(Stored records)
......

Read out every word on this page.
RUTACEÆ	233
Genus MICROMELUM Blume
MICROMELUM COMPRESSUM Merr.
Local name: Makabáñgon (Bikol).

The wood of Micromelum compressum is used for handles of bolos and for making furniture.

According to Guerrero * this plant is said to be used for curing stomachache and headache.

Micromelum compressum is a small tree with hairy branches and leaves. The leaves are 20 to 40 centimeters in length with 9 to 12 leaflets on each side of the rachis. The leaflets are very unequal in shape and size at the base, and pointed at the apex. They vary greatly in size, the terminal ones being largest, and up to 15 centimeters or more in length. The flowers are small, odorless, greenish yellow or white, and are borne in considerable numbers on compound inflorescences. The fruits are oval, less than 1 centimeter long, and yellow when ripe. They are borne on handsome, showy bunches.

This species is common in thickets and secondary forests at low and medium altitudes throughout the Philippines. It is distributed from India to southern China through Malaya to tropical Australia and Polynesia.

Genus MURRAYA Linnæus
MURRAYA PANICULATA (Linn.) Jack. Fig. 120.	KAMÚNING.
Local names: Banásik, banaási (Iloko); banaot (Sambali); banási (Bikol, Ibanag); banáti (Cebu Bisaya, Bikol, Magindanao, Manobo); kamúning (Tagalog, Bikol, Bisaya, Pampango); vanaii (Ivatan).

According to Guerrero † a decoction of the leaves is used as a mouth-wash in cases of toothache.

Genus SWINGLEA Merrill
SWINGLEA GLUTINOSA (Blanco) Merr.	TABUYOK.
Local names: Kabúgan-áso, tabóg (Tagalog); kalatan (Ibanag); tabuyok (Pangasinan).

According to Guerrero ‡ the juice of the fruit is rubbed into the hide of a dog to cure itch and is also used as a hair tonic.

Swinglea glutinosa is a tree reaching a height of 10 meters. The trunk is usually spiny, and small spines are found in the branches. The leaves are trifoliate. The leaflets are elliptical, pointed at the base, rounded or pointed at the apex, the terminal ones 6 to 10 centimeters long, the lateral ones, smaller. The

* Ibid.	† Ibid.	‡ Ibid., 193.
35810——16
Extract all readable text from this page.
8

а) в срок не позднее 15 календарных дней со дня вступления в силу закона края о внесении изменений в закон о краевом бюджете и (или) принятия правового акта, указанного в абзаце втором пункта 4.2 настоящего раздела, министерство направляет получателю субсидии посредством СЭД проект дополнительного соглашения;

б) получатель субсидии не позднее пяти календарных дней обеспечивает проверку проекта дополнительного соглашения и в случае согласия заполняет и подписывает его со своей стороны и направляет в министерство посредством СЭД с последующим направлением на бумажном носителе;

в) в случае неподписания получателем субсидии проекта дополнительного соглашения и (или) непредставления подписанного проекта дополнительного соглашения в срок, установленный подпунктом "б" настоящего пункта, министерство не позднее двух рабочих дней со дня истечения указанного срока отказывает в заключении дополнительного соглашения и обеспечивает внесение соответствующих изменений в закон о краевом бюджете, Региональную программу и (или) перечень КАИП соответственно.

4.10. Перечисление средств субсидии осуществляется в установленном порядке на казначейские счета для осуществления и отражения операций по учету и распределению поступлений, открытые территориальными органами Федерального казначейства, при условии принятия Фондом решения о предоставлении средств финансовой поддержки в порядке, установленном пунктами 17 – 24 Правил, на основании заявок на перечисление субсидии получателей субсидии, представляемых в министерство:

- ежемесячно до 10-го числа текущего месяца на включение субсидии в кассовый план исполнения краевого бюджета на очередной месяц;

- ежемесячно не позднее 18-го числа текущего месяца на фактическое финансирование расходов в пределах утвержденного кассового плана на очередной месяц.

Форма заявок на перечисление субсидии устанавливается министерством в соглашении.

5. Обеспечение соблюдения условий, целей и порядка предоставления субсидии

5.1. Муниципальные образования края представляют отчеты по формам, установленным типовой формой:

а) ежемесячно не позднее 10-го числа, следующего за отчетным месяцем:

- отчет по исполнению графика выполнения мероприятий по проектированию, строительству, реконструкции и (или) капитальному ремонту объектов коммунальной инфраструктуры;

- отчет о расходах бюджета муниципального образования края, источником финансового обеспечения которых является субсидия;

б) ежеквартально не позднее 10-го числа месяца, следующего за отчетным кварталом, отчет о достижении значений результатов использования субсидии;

......

→ Task brief
Filter the records down to the lines that contain the string "centimeters", and copy those lines.

→ Result of this task
Micromelum compressum is a small tree with hairy branches and leaves. The leaves are 20 to 40 centimeters in length with 9 to 12 leaflets on each side of the rachis. The leaflets are very unequal in shape and size at the base, and pointed at the apex. They vary greatly in size, the terminal ones being largest, and up to 15 centimeters or more in length. The flowers are small, odorless, greenish yellow or white, and are borne in considerable numbers on compound inflorescences. The fruits are oval, less than 1 centimeter long, and yellow when ripe. They are borne on handsome, showy bunches.
Swinglea glutinosa is a tree reaching a height of 10 meters. The trunk is usually spiny, and small spines are found in the branches. The leaves are trifoliate. The leaflets are elliptical, pointed at the base, rounded or pointed at the apex, the terminal ones 6 to 10 centimeters long, the lateral ones, smaller. The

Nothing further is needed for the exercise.